Written exercise:
Print out the entries below with no edits.
######
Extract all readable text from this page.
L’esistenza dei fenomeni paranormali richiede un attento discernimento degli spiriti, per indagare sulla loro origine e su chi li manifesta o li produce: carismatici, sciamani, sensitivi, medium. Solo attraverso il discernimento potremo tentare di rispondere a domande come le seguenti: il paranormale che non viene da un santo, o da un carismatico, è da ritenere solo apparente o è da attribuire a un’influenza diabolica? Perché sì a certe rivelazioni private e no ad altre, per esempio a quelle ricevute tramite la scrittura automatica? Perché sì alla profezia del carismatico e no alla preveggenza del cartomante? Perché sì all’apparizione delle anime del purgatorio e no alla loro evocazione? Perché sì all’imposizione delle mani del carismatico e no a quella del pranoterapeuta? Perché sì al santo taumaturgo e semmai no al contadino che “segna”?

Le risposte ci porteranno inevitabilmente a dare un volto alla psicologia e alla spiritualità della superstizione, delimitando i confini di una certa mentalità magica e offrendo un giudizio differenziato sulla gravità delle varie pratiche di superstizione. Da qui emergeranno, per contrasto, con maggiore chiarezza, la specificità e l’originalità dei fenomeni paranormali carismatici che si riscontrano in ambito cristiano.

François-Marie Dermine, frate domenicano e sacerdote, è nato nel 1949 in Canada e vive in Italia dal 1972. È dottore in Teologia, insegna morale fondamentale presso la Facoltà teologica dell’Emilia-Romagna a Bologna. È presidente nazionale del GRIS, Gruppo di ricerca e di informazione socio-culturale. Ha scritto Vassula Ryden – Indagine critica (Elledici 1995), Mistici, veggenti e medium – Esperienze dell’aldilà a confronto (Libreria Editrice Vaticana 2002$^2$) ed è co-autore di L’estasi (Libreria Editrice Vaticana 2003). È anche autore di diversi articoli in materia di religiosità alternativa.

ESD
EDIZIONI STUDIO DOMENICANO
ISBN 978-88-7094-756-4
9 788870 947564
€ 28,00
######
Exercise output:
Extract all readable text from this page.
L’esistenza dei fenomeni paranormali richiede un attento discernimento degli spiriti, per indagare sulla loro origine e su chi li manifesta o li produce: carismatici, sciamani, sensitivi, medium. Solo attraverso il discernimento potremo tentare di rispondere a domande come le seguenti: il paranormale che non viene da un santo, o da un carismatico, è da ritenere solo apparente o è da attribuire a un’influenza diabolica? Perché sì a certe rivelazioni private e no ad altre, per esempio a quelle ricevute tramite la scrittura automatica? Perché sì alla profezia del carismatico e no alla preveggenza del cartomante? Perché sì all’apparizione delle anime del purgatorio e no alla loro evocazione? Perché sì all’imposizione delle mani del carismatico e no a quella del pranoterapeuta? Perché sì al santo taumaturgo e semmai no al contadino che “segna”?

Le risposte ci porteranno inevitabilmente a dare un volto alla psicologia e alla spiritualità della superstizione, delimitando i confini di una certa mentalità magica e offrendo un giudizio differenziato sulla gravità delle varie pratiche di superstizione. Da qui emergeranno, per contrasto, con maggiore chiarezza, la specificità e l’originalità dei fenomeni paranormali carismatici che si riscontrano in ambito cristiano.

François-Marie Dermine, frate domenicano e sacerdote, è nato nel 1949 in Canada e vive in Italia dal 1972. È dottore in Teologia, insegna morale fondamentale presso la Facoltà teologica dell’Emilia-Romagna a Bologna. È presidente nazionale del GRIS, Gruppo di ricerca e di informazione socio-culturale. Ha scritto Vassula Ryden – Indagine critica (Elledici 1995), Mistici, veggenti e medium – Esperienze dell’aldilà a confronto (Libreria Editrice Vaticana 2002$^2$) ed è co-autore di L’estasi (Libreria Editrice Vaticana 2003). È anche autore di diversi articoli in materia di religiosità alternativa.

ESD
EDIZIONI STUDIO DOMENICANO
ISBN 978-88-7094-756-4
9 788870 947564
€ 28,00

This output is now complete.